Data entries:
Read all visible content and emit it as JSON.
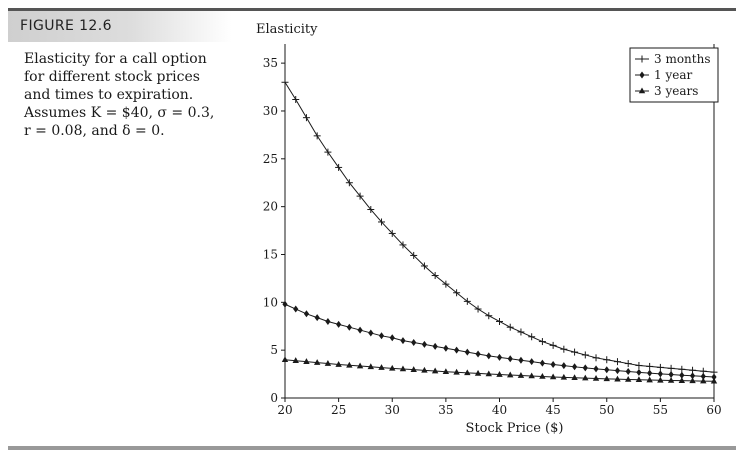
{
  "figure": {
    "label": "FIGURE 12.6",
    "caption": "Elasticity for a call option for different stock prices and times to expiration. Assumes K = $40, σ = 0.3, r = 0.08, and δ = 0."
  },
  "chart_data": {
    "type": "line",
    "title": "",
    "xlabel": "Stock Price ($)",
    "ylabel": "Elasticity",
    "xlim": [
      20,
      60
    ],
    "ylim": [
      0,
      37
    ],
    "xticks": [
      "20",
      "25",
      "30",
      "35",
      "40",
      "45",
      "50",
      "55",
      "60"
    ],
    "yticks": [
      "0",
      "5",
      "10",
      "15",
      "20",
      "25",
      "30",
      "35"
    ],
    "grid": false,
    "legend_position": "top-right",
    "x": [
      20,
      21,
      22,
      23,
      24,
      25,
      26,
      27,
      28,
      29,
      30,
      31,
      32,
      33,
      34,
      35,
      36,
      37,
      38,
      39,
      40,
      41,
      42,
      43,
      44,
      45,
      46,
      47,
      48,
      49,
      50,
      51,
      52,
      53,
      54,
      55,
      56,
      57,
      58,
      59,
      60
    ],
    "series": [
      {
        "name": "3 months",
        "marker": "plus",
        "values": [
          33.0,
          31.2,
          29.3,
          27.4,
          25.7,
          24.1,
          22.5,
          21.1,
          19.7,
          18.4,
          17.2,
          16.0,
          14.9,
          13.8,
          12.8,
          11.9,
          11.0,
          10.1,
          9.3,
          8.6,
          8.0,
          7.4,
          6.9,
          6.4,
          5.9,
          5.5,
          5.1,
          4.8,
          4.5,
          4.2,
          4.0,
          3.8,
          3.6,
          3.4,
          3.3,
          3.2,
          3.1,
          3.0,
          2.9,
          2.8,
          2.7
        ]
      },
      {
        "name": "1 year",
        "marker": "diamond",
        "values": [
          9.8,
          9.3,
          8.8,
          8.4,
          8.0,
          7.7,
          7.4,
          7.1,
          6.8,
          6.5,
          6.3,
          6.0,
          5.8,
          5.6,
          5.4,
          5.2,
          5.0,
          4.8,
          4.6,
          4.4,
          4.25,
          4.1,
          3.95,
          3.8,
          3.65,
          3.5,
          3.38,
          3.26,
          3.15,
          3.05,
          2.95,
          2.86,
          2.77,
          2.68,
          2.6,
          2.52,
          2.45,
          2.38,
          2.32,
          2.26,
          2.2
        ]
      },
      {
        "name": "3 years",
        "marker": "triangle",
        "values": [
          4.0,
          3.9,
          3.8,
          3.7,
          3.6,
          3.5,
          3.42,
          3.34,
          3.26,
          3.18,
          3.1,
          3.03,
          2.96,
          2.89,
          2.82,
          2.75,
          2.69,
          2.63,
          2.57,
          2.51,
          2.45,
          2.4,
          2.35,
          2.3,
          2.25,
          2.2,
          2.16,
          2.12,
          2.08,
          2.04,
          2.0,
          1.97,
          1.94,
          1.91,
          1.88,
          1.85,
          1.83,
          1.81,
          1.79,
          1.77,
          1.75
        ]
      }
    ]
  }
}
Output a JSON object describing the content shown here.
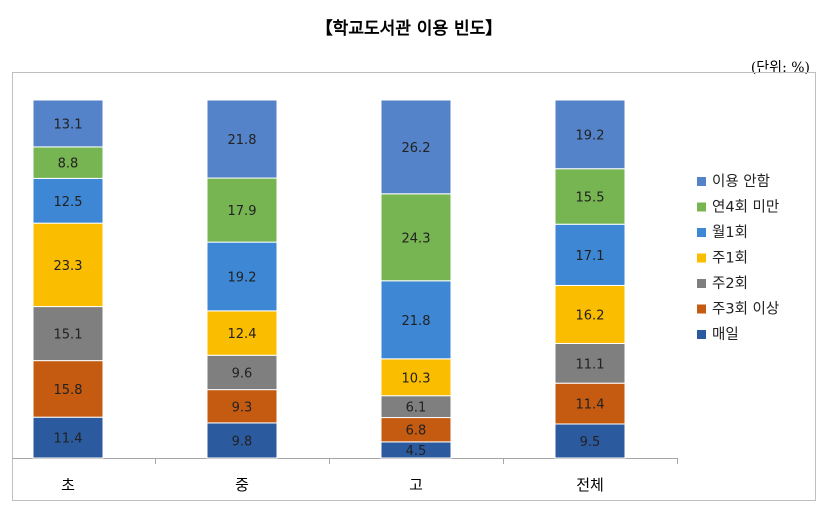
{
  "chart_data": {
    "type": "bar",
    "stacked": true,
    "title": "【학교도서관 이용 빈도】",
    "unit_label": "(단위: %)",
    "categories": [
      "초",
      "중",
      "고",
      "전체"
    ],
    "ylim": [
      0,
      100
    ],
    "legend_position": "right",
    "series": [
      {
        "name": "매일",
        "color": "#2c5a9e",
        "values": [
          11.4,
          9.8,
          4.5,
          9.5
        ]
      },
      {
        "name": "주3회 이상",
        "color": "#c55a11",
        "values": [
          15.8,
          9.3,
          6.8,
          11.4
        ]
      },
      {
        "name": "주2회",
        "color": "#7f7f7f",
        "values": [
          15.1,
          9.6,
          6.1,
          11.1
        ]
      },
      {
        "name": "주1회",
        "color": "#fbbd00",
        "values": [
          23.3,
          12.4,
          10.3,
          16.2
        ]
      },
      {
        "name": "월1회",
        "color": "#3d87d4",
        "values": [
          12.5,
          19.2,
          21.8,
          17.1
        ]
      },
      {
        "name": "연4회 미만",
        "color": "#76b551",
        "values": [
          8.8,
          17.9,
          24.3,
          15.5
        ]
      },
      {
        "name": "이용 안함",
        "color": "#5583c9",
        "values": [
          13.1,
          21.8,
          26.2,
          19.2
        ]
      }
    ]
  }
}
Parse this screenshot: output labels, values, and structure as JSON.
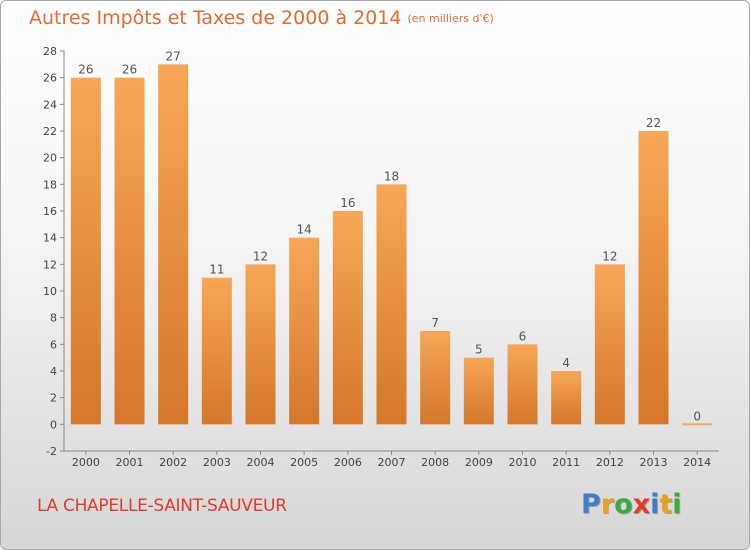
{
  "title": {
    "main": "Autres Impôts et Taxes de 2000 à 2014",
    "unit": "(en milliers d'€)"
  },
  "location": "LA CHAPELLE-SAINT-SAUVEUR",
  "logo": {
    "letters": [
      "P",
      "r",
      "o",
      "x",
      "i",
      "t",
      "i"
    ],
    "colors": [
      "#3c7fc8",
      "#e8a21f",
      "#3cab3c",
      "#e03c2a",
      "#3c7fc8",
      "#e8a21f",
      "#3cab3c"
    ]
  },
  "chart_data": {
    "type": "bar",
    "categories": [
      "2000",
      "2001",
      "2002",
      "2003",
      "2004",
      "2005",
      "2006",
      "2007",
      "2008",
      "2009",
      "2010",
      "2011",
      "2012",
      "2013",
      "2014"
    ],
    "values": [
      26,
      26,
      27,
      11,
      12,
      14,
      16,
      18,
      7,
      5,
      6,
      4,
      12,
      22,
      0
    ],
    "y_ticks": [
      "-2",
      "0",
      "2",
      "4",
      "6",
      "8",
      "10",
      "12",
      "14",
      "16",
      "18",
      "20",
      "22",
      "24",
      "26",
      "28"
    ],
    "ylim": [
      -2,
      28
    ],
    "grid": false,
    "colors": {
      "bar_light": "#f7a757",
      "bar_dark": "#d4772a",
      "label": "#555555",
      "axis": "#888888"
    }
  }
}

What is required: What is the number of lines in the listing above that contain the string "name"? Give only the number.

Answer to this exercise: 10